- READING PASSAGE
================================

Society Diary: George Osborne's cat launches anti-homelessness campaign

30 May 2014 Voices

Our weekly round-up of outlandish and interesting information collected from the corners of the charity sector.

Our weekly round-up of outlandish and interesting information collected from the corners of the charity sector.

The cat came back the very next day

Charities are looking after everyone nowadays. Not content with helping the homeless and dispossessed, they’ve now had to help George Osborne out, as well. By rescuing his cat.

A Thames Reach worker, returning from a meal to her houseboat on the Thames, bumped into Freya, Osborne’s cat, who’d escaped all the way from Downing Street to Vauxhall. She rang the number and went off to work, and the cat curled up on her pillow. Later that day, a chauffeur dropped by and picked the cat up.

But being the charity sector, of course, this wasn’t just a cat rescue, this was a campaign. And by the time the cat had been rescued, it had been used as the face of a homelessness campaign (pictured).

================================

- PROBLEM
Write out the part of the diary item that begins at the words "A Thames Reach" and stops after the words "homelessness campaign (pictured).". Work from the diary item alone.

================================

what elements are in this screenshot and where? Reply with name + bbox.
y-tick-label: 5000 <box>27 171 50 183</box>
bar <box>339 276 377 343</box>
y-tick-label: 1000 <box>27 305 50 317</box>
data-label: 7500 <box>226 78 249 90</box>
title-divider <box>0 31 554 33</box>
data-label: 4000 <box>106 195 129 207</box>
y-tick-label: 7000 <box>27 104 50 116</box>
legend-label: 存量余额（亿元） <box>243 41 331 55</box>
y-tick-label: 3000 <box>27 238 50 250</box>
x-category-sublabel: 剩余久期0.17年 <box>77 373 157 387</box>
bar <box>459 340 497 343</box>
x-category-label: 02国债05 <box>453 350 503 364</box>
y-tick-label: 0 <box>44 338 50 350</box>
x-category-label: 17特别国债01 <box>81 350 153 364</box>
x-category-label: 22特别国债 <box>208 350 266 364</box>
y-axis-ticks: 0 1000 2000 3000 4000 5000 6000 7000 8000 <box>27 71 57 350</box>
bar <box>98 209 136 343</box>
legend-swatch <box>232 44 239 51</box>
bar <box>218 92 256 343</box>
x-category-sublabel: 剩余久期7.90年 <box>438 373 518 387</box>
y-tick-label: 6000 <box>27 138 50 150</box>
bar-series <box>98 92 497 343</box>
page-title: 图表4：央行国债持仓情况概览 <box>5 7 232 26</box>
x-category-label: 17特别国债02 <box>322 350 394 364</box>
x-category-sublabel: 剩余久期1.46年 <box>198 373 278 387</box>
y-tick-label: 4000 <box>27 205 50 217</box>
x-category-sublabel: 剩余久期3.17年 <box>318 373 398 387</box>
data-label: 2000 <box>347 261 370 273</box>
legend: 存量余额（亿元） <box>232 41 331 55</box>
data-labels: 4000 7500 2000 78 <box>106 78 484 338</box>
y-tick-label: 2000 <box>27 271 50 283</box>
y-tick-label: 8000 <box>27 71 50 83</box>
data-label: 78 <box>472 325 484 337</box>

================================

- TASK SOLUTION
A Thames Reach worker, returning from a meal to her houseboat on the Thames, bumped into Freya, Osborne’s cat, who’d escaped all the way from Downing Street to Vauxhall. She rang the number and went off to work, and the cat curled up on her pillow. Later that day, a chauffeur dropped by and picked the cat up.

But being the charity sector, of course, this wasn’t just a cat rescue, this was a campaign. And by the time the cat had been rescued, it had been used as the face of a homelessness campaign (pictured).